__STATED TASK__:
Keep only the lines that hold the string "pathway", filtering out the rest of the entries below.
— Start SUPPLIED MATERIAL —
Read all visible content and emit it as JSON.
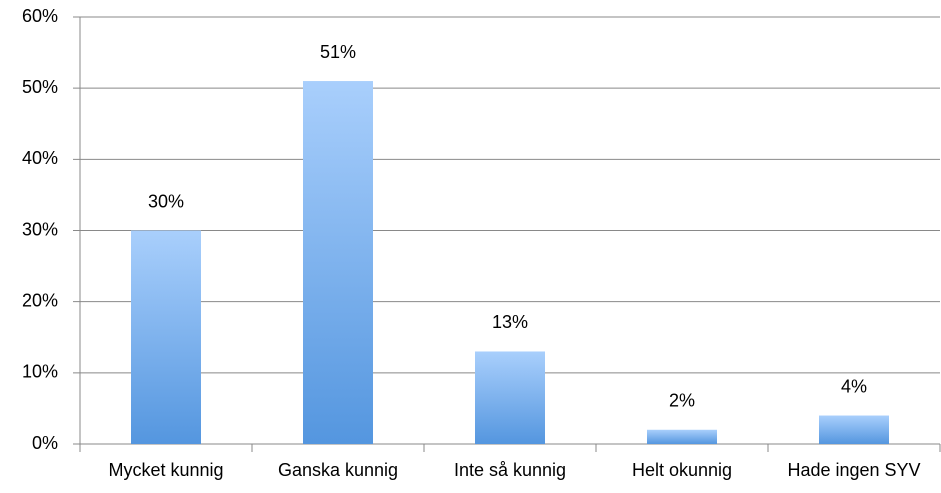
{
  "chart_data": {
    "type": "bar",
    "categories": [
      "Mycket kunnig",
      "Ganska kunnig",
      "Inte så kunnig",
      "Helt okunnig",
      "Hade ingen SYV"
    ],
    "values": [
      30,
      51,
      13,
      2,
      4
    ],
    "value_labels": [
      "30%",
      "51%",
      "13%",
      "2%",
      "4%"
    ],
    "color": "#5b9be3",
    "ylim": [
      0,
      60
    ],
    "yticks": [
      {
        "value": 0,
        "label": "0%"
      },
      {
        "value": 10,
        "label": "10%"
      },
      {
        "value": 20,
        "label": "20%"
      },
      {
        "value": 30,
        "label": "30%"
      },
      {
        "value": 40,
        "label": "40%"
      },
      {
        "value": 50,
        "label": "50%"
      },
      {
        "value": 60,
        "label": "60%"
      }
    ],
    "grid": true
  }
}
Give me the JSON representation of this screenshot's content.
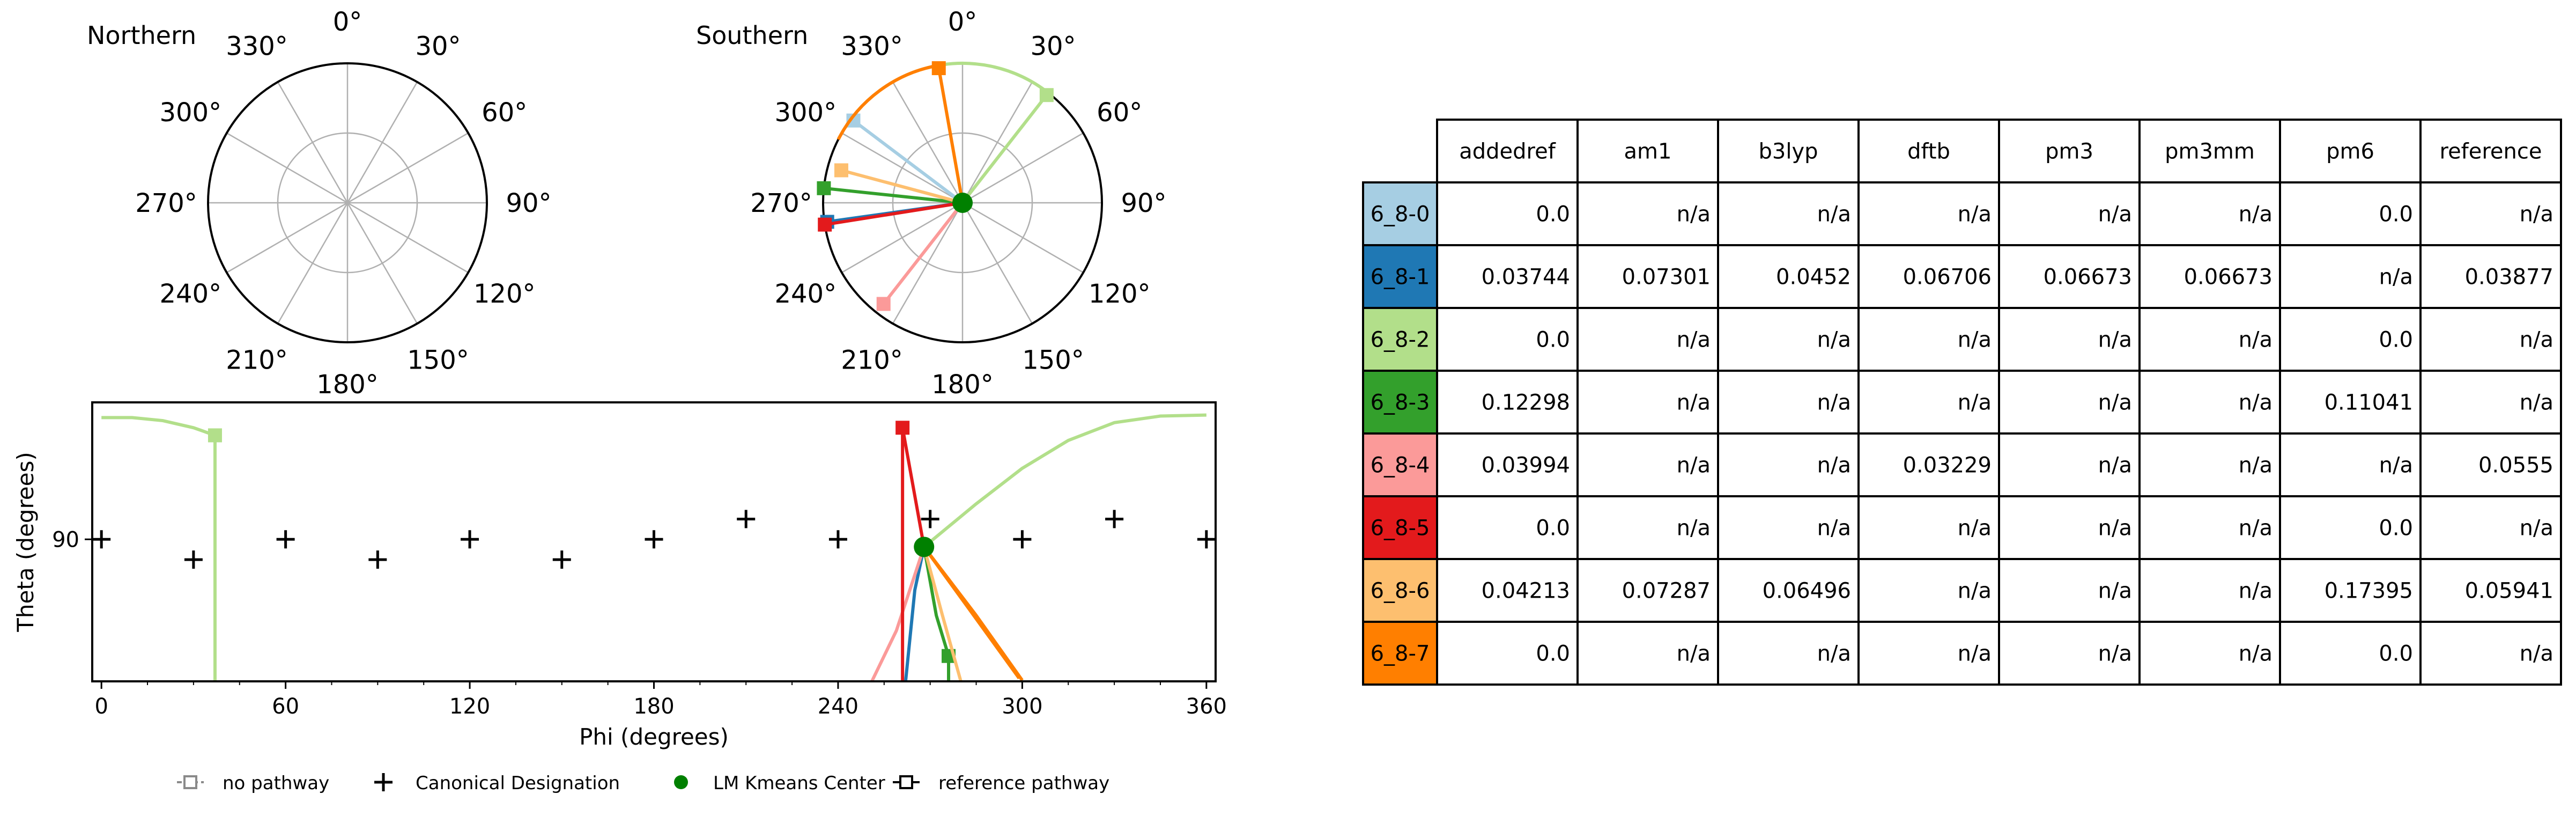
{
  "chart_data": [
    {
      "type": "polar",
      "title": "Northern",
      "angle_tick_labels": [
        "0°",
        "30°",
        "60°",
        "90°",
        "120°",
        "150°",
        "180°",
        "210°",
        "240°",
        "270°",
        "300°",
        "330°"
      ],
      "series": []
    },
    {
      "type": "polar",
      "title": "Southern",
      "angle_tick_labels": [
        "0°",
        "30°",
        "60°",
        "90°",
        "120°",
        "150°",
        "180°",
        "210°",
        "240°",
        "270°",
        "300°",
        "330°"
      ],
      "center_marker": {
        "color": "#008000"
      },
      "series": [
        {
          "name": "6_8-0",
          "color": "#a6cee3",
          "end": {
            "phi": 307,
            "r": 0.98
          }
        },
        {
          "name": "6_8-1",
          "color": "#1f78b4",
          "end": {
            "phi": 262,
            "r": 0.98
          }
        },
        {
          "name": "6_8-2",
          "color": "#b2df8a",
          "end": {
            "phi": 38,
            "r": 0.98
          },
          "arc_from_phi": 345
        },
        {
          "name": "6_8-3",
          "color": "#33a02c",
          "end": {
            "phi": 276,
            "r": 1.0
          }
        },
        {
          "name": "6_8-4",
          "color": "#fb9a99",
          "end": {
            "phi": 218,
            "r": 0.92
          }
        },
        {
          "name": "6_8-5",
          "color": "#e31a1c",
          "end": {
            "phi": 261,
            "r": 1.0
          }
        },
        {
          "name": "6_8-6",
          "color": "#fdbf6f",
          "end": {
            "phi": 285,
            "r": 0.9
          }
        },
        {
          "name": "6_8-7",
          "color": "#ff7f00",
          "end": {
            "phi": 350,
            "r": 0.98
          },
          "arc_from_phi": 297
        }
      ]
    },
    {
      "type": "line",
      "xlabel": "Phi (degrees)",
      "ylabel": "Theta (degrees)",
      "xlim": [
        -3,
        363
      ],
      "ylim": [
        62,
        117
      ],
      "xticks": [
        0,
        60,
        120,
        180,
        240,
        300,
        360
      ],
      "yticks": [
        90
      ],
      "canonical_designation": [
        {
          "x": 0,
          "y": 90
        },
        {
          "x": 30,
          "y": 86
        },
        {
          "x": 60,
          "y": 90
        },
        {
          "x": 90,
          "y": 86
        },
        {
          "x": 120,
          "y": 90
        },
        {
          "x": 150,
          "y": 86
        },
        {
          "x": 180,
          "y": 90
        },
        {
          "x": 210,
          "y": 94
        },
        {
          "x": 240,
          "y": 90
        },
        {
          "x": 270,
          "y": 94
        },
        {
          "x": 300,
          "y": 90
        },
        {
          "x": 330,
          "y": 94
        },
        {
          "x": 360,
          "y": 90
        }
      ],
      "lm_kmeans_center": {
        "x": 268,
        "y": 88.5,
        "color": "#008000"
      },
      "series": [
        {
          "name": "6_8-1",
          "color": "#1f78b4",
          "points": [
            [
              268,
              88.5
            ],
            [
              265,
              80
            ],
            [
              262,
              62
            ]
          ]
        },
        {
          "name": "6_8-2",
          "color": "#b2df8a",
          "points": [
            [
              0,
              114
            ],
            [
              10,
              114
            ],
            [
              20,
              113.4
            ],
            [
              30,
              112
            ],
            [
              37,
              110.5
            ],
            [
              37,
              62
            ]
          ],
          "marker": [
            37,
            110.5
          ]
        },
        {
          "name": "6_8-2",
          "color": "#b2df8a",
          "points": [
            [
              268,
              88.5
            ],
            [
              285,
              97
            ],
            [
              300,
              104
            ],
            [
              315,
              109.5
            ],
            [
              330,
              113
            ],
            [
              345,
              114.3
            ],
            [
              360,
              114.5
            ]
          ]
        },
        {
          "name": "6_8-3",
          "color": "#33a02c",
          "points": [
            [
              268,
              88.5
            ],
            [
              272,
              75
            ],
            [
              276,
              67
            ],
            [
              276,
              62
            ]
          ],
          "marker": [
            276,
            67
          ]
        },
        {
          "name": "6_8-4",
          "color": "#fb9a99",
          "points": [
            [
              268,
              88.5
            ],
            [
              259,
              72
            ],
            [
              251,
              62
            ]
          ]
        },
        {
          "name": "6_8-5",
          "color": "#e31a1c",
          "points": [
            [
              268,
              88.5
            ],
            [
              261,
              112
            ],
            [
              261,
              62
            ]
          ],
          "marker": [
            261,
            112
          ]
        },
        {
          "name": "6_8-6",
          "color": "#fdbf6f",
          "points": [
            [
              268,
              88.5
            ],
            [
              274,
              75
            ],
            [
              280,
              62
            ]
          ]
        },
        {
          "name": "6_8-7",
          "color": "#ff7f00",
          "points": [
            [
              268,
              88.5
            ],
            [
              285,
              75
            ],
            [
              300,
              62.2
            ]
          ]
        },
        {
          "name": "6_8-7",
          "color": "#ff7f00",
          "points": [
            [
              268,
              88.5
            ],
            [
              283,
              76
            ],
            [
              299,
              62.6
            ]
          ]
        }
      ]
    },
    {
      "type": "table",
      "columns": [
        "addedref",
        "am1",
        "b3lyp",
        "dftb",
        "pm3",
        "pm3mm",
        "pm6",
        "reference"
      ],
      "rows": [
        {
          "label": "6_8-0",
          "color": "#a6cee3",
          "values": [
            "0.0",
            "n/a",
            "n/a",
            "n/a",
            "n/a",
            "n/a",
            "0.0",
            "n/a"
          ]
        },
        {
          "label": "6_8-1",
          "color": "#1f78b4",
          "values": [
            "0.03744",
            "0.07301",
            "0.0452",
            "0.06706",
            "0.06673",
            "0.06673",
            "n/a",
            "0.03877"
          ]
        },
        {
          "label": "6_8-2",
          "color": "#b2df8a",
          "values": [
            "0.0",
            "n/a",
            "n/a",
            "n/a",
            "n/a",
            "n/a",
            "0.0",
            "n/a"
          ]
        },
        {
          "label": "6_8-3",
          "color": "#33a02c",
          "values": [
            "0.12298",
            "n/a",
            "n/a",
            "n/a",
            "n/a",
            "n/a",
            "0.11041",
            "n/a"
          ]
        },
        {
          "label": "6_8-4",
          "color": "#fb9a99",
          "values": [
            "0.03994",
            "n/a",
            "n/a",
            "0.03229",
            "n/a",
            "n/a",
            "n/a",
            "0.0555"
          ]
        },
        {
          "label": "6_8-5",
          "color": "#e31a1c",
          "values": [
            "0.0",
            "n/a",
            "n/a",
            "n/a",
            "n/a",
            "n/a",
            "0.0",
            "n/a"
          ]
        },
        {
          "label": "6_8-6",
          "color": "#fdbf6f",
          "values": [
            "0.04213",
            "0.07287",
            "0.06496",
            "n/a",
            "n/a",
            "n/a",
            "0.17395",
            "0.05941"
          ]
        },
        {
          "label": "6_8-7",
          "color": "#ff7f00",
          "values": [
            "0.0",
            "n/a",
            "n/a",
            "n/a",
            "n/a",
            "n/a",
            "0.0",
            "n/a"
          ]
        }
      ]
    }
  ],
  "legend": {
    "items": [
      {
        "label": "no pathway",
        "symbol": "dashed-open-square"
      },
      {
        "label": "Canonical Designation",
        "symbol": "plus"
      },
      {
        "label": "LM Kmeans Center",
        "symbol": "green-dot"
      },
      {
        "label": "reference pathway",
        "symbol": "solid-open-square"
      }
    ]
  }
}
— End SUPPLIED MATERIAL —
__RESULT BELOW__:
        "label": "no pathway",
        "label": "reference pathway",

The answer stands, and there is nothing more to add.